━━━━━ GIVEN INFORMATION ━━━━━
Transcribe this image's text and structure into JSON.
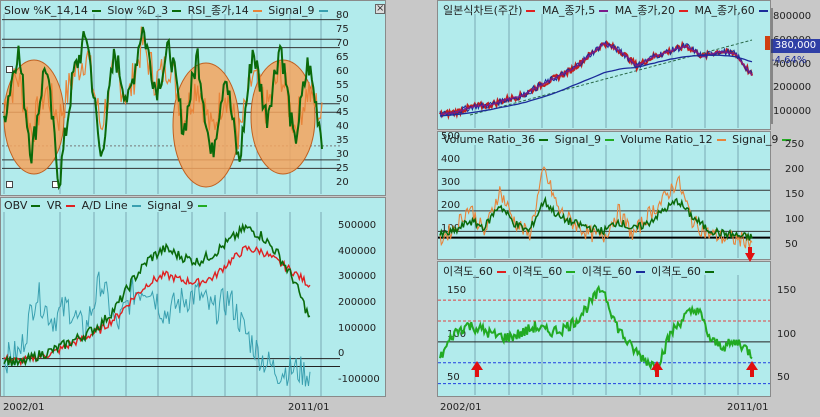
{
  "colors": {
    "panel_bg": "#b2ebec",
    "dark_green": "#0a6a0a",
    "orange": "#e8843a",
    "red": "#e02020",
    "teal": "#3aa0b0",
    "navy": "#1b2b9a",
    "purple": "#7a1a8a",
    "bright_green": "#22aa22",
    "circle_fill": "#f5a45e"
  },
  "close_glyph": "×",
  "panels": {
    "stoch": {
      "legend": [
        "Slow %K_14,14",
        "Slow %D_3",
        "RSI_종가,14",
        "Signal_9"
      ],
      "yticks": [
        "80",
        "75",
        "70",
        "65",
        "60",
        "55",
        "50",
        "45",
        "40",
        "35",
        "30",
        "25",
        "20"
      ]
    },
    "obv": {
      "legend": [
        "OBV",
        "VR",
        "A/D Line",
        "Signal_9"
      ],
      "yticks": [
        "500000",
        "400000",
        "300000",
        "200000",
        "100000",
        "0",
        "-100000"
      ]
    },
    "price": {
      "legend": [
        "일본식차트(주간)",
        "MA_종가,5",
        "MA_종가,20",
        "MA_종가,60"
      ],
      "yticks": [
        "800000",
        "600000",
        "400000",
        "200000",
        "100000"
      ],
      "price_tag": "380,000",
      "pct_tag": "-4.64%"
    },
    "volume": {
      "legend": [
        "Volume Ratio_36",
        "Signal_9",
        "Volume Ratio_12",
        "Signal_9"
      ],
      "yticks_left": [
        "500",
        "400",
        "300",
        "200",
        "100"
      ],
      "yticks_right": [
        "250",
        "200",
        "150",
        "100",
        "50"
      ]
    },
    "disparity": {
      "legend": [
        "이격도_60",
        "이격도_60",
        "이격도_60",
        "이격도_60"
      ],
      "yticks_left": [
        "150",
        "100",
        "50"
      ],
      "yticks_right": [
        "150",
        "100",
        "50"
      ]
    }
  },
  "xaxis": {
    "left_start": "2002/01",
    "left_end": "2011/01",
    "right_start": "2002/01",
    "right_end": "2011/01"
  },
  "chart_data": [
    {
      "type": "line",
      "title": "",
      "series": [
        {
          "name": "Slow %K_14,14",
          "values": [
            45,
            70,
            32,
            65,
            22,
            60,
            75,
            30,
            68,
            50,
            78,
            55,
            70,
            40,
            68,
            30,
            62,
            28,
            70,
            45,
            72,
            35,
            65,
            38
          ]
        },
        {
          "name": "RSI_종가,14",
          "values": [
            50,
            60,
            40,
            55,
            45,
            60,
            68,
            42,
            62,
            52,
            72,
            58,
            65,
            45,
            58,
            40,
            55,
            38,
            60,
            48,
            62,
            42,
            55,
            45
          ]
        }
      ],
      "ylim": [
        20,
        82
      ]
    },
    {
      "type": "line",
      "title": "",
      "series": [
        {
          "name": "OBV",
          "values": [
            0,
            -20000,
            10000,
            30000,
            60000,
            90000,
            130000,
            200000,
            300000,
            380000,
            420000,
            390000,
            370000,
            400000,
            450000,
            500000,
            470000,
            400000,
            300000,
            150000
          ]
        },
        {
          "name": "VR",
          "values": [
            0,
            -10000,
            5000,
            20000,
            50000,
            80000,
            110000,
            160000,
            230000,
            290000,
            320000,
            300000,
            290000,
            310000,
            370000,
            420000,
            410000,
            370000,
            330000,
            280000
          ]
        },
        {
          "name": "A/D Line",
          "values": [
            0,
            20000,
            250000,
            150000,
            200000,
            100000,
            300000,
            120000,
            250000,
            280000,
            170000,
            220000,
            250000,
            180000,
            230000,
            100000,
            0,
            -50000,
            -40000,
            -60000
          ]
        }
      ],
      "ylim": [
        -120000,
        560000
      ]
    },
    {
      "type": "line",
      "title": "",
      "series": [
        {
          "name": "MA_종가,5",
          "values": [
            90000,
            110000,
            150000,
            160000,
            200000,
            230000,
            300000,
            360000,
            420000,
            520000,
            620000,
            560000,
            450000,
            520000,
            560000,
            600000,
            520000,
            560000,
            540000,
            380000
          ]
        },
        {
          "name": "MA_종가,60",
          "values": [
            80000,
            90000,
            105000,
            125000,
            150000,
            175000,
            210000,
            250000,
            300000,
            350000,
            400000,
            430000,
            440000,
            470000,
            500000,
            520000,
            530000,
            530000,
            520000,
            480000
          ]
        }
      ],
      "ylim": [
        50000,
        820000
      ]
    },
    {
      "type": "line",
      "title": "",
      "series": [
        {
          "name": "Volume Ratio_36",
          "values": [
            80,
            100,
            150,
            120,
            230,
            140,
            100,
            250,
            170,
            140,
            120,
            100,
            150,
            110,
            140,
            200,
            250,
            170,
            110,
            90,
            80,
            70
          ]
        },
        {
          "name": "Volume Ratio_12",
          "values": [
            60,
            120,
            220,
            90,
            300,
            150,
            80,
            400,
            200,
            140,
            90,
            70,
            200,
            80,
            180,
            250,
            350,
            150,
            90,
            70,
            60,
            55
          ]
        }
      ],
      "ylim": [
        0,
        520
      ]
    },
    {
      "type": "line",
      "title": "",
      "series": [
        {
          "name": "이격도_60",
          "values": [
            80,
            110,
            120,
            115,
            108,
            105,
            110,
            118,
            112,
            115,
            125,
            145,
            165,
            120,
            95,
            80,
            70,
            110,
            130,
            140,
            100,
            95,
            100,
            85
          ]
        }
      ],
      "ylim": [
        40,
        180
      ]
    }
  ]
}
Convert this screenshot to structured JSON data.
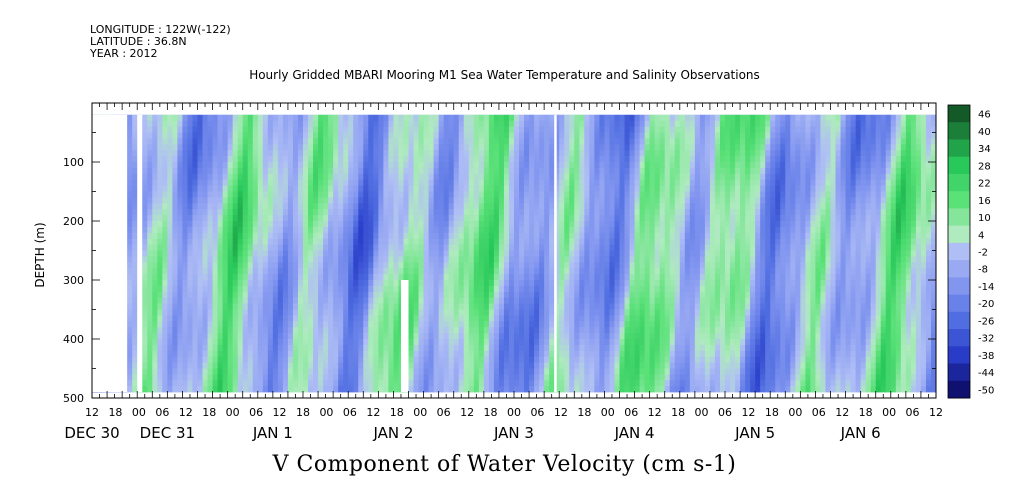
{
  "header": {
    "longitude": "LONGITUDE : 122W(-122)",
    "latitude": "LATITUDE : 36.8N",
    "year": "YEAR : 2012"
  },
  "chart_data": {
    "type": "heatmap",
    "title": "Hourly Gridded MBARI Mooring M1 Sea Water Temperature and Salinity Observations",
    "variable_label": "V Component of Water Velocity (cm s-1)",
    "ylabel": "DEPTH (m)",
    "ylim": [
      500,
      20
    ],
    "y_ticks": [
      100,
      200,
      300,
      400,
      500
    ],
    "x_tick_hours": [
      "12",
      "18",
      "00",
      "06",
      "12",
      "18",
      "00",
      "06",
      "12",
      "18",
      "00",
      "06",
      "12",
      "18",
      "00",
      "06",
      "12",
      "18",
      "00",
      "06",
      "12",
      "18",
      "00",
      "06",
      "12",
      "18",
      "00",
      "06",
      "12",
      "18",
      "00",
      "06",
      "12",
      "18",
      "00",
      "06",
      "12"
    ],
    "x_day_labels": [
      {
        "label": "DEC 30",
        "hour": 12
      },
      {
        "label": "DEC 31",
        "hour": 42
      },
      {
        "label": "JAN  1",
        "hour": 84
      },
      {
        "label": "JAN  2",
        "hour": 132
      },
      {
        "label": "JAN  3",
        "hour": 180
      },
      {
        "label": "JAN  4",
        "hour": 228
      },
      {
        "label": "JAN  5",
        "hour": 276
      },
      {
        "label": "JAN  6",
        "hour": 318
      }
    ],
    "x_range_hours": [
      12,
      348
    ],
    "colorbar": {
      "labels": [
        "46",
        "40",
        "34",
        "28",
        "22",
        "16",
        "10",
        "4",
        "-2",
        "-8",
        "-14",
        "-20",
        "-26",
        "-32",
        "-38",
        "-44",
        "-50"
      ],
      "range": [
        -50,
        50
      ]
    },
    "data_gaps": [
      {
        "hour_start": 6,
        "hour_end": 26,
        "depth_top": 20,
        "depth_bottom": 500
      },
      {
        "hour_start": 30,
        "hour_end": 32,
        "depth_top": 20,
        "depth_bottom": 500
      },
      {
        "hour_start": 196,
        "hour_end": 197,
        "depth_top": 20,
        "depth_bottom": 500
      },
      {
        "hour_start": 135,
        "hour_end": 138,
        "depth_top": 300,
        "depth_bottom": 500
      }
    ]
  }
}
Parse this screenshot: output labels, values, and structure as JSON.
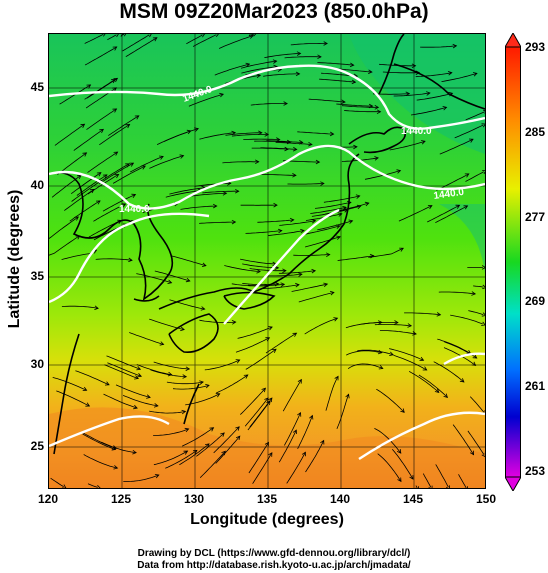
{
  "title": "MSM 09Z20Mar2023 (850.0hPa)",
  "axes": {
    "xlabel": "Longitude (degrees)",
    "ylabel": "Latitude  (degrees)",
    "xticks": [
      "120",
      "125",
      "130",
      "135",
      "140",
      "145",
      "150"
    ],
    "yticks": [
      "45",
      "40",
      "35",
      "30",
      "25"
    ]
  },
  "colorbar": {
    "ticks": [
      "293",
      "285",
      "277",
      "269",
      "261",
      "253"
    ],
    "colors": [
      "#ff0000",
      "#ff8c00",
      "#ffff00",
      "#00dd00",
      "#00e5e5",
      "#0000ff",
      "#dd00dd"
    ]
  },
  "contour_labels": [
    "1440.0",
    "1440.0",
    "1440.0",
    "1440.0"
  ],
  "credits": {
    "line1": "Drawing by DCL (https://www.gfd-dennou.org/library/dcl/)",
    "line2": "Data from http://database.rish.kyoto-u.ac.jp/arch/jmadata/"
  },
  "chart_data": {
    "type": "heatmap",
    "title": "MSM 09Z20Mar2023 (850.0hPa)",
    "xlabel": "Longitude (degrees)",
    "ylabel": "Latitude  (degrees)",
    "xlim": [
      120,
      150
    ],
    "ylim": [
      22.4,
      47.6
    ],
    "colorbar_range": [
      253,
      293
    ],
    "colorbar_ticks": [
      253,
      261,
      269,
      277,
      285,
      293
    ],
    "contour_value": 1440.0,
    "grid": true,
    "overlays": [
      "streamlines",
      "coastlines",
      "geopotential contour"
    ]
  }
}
━━━━━
Find every line in the records above that contains the word "this", and copy each one.

◆ **THE ANSWER**:
Transcribe this image's text and structure into JSON.
Convert this screenshot to structured JSON data.
Parse this screenshot: output labels, values, and structure as JSON.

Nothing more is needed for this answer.